### Written instruction:
Find the lines with the string "tipo" and return them.

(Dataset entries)
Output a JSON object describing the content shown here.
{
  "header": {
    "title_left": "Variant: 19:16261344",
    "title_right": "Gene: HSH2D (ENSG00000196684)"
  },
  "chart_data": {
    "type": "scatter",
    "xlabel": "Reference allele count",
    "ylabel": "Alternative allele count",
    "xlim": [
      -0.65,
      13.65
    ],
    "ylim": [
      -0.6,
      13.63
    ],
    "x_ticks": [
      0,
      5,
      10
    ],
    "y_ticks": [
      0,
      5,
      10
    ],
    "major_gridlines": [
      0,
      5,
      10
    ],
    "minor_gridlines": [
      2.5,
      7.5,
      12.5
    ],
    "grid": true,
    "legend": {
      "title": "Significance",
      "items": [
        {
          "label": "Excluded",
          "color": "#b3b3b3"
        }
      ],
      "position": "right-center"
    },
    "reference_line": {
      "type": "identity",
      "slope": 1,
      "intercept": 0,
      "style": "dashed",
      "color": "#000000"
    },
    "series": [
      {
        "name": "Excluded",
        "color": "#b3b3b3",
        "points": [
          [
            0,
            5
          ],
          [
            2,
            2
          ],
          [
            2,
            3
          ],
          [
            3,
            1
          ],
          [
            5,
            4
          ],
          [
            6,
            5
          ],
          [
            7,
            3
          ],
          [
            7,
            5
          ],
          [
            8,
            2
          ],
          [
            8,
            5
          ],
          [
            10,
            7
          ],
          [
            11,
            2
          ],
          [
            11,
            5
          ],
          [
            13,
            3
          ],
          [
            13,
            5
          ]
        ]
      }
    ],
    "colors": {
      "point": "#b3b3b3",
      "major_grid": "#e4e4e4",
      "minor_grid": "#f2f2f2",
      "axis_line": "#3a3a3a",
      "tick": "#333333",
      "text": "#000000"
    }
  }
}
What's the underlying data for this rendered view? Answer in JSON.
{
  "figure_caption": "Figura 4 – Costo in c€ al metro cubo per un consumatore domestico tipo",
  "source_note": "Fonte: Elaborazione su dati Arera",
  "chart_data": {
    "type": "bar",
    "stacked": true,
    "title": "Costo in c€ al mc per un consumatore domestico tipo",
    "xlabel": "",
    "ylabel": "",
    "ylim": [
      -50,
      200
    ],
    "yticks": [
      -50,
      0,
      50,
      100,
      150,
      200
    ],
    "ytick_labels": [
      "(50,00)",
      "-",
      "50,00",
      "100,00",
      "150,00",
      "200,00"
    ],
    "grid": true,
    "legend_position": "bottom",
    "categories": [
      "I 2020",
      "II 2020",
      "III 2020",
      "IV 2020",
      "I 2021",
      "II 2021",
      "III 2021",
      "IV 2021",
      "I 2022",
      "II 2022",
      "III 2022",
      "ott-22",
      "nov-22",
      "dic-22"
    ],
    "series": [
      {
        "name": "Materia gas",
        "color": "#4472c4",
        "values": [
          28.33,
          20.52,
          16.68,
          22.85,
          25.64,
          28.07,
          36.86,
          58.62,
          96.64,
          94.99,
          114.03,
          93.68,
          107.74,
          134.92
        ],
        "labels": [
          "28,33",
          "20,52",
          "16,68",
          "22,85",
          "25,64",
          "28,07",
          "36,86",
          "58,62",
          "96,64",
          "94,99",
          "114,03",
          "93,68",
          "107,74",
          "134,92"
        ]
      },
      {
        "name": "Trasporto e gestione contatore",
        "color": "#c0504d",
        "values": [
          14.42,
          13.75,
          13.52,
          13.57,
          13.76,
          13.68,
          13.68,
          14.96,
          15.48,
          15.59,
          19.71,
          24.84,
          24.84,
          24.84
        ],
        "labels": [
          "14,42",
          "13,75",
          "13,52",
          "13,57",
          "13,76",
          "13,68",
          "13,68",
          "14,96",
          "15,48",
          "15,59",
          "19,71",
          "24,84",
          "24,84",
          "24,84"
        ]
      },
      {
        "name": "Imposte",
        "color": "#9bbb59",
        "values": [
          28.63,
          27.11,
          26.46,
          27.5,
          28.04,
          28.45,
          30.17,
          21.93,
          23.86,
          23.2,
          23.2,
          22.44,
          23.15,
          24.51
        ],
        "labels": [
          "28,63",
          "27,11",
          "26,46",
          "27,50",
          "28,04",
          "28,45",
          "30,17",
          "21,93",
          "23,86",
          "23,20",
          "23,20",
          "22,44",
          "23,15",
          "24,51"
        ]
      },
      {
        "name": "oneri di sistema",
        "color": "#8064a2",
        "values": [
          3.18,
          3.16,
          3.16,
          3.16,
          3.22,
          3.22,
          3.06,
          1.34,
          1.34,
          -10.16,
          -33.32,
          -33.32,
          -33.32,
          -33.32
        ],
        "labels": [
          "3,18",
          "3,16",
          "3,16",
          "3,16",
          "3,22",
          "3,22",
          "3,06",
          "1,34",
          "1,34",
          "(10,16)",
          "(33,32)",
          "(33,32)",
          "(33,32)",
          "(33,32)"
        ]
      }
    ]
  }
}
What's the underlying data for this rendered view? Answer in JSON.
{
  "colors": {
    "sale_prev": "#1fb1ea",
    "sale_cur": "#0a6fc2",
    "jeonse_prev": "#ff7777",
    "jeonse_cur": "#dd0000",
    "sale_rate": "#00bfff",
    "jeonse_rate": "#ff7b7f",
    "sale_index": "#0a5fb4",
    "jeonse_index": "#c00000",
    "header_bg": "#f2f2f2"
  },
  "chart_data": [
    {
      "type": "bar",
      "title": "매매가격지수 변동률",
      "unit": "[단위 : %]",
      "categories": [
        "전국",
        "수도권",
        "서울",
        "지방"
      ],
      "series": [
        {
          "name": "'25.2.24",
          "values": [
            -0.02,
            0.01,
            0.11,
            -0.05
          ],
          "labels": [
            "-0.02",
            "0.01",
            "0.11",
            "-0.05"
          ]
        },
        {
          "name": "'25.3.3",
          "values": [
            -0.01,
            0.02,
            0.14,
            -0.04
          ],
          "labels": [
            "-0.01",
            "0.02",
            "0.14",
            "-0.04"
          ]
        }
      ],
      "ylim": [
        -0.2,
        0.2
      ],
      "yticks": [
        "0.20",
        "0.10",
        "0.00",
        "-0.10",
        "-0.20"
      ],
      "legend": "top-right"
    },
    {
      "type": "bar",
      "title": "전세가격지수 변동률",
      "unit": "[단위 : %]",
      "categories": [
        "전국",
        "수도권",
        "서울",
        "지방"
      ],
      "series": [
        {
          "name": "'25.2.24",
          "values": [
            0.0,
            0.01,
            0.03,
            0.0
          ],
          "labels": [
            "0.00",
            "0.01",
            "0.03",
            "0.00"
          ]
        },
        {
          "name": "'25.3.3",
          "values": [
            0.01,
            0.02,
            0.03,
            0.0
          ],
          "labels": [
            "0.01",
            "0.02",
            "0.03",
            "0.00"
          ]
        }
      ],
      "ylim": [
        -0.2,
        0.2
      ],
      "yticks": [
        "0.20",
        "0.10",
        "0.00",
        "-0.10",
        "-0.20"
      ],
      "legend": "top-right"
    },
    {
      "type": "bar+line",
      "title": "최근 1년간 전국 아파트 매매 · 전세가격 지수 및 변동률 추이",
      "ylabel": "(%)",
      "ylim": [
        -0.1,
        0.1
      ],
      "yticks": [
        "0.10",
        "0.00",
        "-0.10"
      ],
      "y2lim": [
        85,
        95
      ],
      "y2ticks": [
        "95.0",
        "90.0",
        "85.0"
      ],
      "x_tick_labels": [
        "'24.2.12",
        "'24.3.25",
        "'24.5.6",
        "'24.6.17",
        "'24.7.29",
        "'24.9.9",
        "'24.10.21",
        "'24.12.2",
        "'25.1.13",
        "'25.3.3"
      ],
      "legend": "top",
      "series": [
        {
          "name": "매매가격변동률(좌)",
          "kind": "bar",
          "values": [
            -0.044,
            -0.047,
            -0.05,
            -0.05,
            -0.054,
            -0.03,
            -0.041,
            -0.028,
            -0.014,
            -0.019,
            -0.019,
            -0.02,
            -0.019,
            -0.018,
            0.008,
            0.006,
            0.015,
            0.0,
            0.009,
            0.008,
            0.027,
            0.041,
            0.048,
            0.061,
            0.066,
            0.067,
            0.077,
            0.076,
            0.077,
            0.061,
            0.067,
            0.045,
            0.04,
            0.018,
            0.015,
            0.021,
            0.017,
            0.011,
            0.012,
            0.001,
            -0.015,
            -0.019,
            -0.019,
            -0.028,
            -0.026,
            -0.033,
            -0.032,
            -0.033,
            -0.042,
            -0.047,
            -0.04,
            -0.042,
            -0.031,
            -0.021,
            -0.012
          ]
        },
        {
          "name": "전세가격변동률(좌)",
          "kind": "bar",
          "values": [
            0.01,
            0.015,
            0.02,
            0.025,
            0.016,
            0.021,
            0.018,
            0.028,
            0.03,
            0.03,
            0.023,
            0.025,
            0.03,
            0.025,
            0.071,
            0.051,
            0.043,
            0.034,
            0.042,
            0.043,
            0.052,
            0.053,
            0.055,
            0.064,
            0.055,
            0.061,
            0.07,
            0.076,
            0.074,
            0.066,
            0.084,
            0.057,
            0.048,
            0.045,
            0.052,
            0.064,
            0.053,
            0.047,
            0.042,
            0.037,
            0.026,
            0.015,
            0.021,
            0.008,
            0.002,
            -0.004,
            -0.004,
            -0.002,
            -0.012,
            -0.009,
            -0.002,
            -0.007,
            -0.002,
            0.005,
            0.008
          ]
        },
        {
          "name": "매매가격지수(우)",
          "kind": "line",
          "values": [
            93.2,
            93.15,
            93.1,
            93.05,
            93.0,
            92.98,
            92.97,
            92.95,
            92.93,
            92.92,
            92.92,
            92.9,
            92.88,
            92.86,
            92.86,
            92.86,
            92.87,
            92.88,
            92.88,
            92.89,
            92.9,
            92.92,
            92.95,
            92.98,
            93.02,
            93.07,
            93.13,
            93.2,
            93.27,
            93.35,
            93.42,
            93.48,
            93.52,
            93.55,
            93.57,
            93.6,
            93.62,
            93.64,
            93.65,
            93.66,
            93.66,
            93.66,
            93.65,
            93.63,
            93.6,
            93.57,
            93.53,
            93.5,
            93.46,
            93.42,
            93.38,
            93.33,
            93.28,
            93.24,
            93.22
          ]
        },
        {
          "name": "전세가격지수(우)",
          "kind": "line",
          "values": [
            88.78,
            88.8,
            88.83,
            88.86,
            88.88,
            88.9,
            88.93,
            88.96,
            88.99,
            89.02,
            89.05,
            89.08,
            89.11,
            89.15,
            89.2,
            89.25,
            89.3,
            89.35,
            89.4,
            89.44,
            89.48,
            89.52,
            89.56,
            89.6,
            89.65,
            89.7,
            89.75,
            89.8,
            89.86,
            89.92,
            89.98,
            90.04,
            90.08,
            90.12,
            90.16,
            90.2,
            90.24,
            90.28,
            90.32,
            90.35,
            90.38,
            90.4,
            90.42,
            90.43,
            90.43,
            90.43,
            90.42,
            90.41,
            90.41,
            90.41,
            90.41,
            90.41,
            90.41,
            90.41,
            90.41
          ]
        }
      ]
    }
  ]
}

### Full answer:
  "figure_caption": "Figura 4 – Costo in c€ al metro cubo per un consumatore domestico tipo",
    "title": "Costo in c€ al mc per un consumatore domestico tipo",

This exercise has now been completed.